## begin Extracted records
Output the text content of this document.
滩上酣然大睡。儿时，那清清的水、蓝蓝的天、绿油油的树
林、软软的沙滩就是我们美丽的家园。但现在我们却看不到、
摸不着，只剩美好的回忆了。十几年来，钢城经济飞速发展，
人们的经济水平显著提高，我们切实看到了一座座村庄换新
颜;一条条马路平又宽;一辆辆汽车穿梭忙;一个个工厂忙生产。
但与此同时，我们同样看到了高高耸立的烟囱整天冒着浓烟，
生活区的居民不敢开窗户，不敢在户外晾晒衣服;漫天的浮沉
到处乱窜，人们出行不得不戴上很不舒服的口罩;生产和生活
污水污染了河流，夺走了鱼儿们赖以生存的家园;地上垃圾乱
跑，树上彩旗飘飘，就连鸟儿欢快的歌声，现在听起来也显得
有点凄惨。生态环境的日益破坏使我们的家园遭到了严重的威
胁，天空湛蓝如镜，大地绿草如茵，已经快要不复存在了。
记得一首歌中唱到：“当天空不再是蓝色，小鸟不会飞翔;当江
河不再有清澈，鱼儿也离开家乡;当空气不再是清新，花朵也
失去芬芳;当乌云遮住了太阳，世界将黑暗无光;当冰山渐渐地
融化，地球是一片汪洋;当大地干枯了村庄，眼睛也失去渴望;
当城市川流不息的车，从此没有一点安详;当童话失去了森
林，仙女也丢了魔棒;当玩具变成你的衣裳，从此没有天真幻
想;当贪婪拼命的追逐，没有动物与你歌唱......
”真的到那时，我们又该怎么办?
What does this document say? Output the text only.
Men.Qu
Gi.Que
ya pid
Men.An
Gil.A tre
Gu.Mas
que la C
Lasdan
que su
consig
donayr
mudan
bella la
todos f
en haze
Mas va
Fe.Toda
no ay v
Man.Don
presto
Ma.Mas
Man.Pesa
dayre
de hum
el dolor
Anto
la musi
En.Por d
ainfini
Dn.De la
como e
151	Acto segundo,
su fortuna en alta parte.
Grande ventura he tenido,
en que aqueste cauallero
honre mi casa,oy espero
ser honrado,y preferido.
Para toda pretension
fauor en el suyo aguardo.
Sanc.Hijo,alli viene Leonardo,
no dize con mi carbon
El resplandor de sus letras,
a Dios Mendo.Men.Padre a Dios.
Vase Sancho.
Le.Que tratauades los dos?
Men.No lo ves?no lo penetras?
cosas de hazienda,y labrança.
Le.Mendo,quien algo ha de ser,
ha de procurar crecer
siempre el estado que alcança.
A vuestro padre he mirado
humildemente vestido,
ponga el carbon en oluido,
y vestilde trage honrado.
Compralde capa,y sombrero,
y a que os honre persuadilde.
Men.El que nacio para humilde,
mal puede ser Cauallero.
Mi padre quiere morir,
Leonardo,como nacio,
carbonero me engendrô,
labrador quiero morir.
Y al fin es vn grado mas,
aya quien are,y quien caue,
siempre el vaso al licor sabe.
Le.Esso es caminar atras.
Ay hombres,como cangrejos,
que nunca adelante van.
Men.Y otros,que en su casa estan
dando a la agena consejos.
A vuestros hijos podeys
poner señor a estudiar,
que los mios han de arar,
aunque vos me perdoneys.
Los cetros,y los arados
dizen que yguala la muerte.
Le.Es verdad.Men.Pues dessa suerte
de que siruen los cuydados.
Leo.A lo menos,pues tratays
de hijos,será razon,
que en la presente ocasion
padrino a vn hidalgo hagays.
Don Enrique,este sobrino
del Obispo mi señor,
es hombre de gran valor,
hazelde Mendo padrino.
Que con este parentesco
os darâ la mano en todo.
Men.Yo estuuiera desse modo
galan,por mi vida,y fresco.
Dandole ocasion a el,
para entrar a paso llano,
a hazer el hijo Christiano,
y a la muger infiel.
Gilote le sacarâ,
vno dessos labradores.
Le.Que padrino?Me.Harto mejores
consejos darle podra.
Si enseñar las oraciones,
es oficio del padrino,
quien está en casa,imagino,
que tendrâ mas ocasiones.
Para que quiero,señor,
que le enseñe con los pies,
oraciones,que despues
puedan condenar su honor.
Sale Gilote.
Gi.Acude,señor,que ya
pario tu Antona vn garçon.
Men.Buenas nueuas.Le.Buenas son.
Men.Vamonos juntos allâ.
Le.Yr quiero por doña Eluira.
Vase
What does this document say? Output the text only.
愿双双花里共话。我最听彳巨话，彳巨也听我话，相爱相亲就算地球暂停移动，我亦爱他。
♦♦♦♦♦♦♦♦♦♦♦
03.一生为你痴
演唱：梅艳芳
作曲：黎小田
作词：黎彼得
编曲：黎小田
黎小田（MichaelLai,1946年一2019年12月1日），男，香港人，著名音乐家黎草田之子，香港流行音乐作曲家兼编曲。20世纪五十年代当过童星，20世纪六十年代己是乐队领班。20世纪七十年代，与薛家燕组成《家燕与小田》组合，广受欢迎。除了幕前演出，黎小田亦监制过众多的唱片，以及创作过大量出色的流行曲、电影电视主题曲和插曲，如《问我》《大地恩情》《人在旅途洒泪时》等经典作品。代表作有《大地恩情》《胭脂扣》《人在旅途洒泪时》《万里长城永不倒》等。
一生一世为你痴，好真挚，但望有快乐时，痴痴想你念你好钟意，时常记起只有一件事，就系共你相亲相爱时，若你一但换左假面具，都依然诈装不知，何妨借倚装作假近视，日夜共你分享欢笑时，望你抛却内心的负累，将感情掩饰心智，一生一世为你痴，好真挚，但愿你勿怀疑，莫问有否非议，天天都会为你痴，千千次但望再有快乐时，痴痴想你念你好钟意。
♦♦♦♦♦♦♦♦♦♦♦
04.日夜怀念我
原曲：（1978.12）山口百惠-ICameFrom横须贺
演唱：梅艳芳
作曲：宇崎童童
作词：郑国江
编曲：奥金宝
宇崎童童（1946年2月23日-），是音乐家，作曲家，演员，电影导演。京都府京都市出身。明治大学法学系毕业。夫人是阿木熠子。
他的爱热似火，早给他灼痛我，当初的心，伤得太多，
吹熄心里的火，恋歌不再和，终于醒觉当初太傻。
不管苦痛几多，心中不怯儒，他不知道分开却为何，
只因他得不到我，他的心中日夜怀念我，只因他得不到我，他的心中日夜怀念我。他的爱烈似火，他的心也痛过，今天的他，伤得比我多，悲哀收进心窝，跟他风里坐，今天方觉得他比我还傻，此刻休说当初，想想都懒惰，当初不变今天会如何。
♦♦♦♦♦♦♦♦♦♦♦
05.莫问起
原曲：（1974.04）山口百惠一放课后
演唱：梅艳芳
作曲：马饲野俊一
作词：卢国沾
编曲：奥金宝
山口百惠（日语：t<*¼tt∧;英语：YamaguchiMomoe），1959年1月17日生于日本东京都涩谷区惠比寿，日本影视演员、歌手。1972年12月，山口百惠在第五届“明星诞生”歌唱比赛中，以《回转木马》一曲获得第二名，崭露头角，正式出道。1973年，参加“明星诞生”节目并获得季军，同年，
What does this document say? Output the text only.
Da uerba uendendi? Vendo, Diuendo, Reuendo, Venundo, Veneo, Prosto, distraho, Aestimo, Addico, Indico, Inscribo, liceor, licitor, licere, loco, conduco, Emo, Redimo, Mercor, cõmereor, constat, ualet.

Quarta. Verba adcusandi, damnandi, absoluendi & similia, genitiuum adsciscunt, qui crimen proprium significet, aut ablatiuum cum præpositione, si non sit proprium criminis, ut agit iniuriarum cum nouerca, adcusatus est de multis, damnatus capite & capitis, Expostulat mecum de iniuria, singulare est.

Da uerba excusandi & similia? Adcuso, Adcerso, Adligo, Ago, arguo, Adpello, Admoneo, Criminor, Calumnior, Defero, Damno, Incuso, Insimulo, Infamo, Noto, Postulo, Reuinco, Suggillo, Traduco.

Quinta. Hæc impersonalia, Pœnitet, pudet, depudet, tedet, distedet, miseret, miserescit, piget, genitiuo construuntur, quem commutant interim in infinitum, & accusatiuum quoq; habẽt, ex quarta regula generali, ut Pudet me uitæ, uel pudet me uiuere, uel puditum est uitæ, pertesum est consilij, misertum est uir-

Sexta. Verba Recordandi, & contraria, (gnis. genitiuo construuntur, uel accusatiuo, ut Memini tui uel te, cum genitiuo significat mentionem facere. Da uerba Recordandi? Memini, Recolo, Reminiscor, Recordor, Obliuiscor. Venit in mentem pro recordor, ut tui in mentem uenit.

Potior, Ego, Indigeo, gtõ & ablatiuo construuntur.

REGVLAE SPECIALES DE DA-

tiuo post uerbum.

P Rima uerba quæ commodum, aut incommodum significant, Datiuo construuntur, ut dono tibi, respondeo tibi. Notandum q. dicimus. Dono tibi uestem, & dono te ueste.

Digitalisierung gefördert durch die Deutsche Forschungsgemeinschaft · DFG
## end Extracted records
- **Exercise**: From the listing above, pick out each line where the word "nacio" appears.

- **Problem solution**:
Men.El que nacio para humilde,
Leonardo,como nacio,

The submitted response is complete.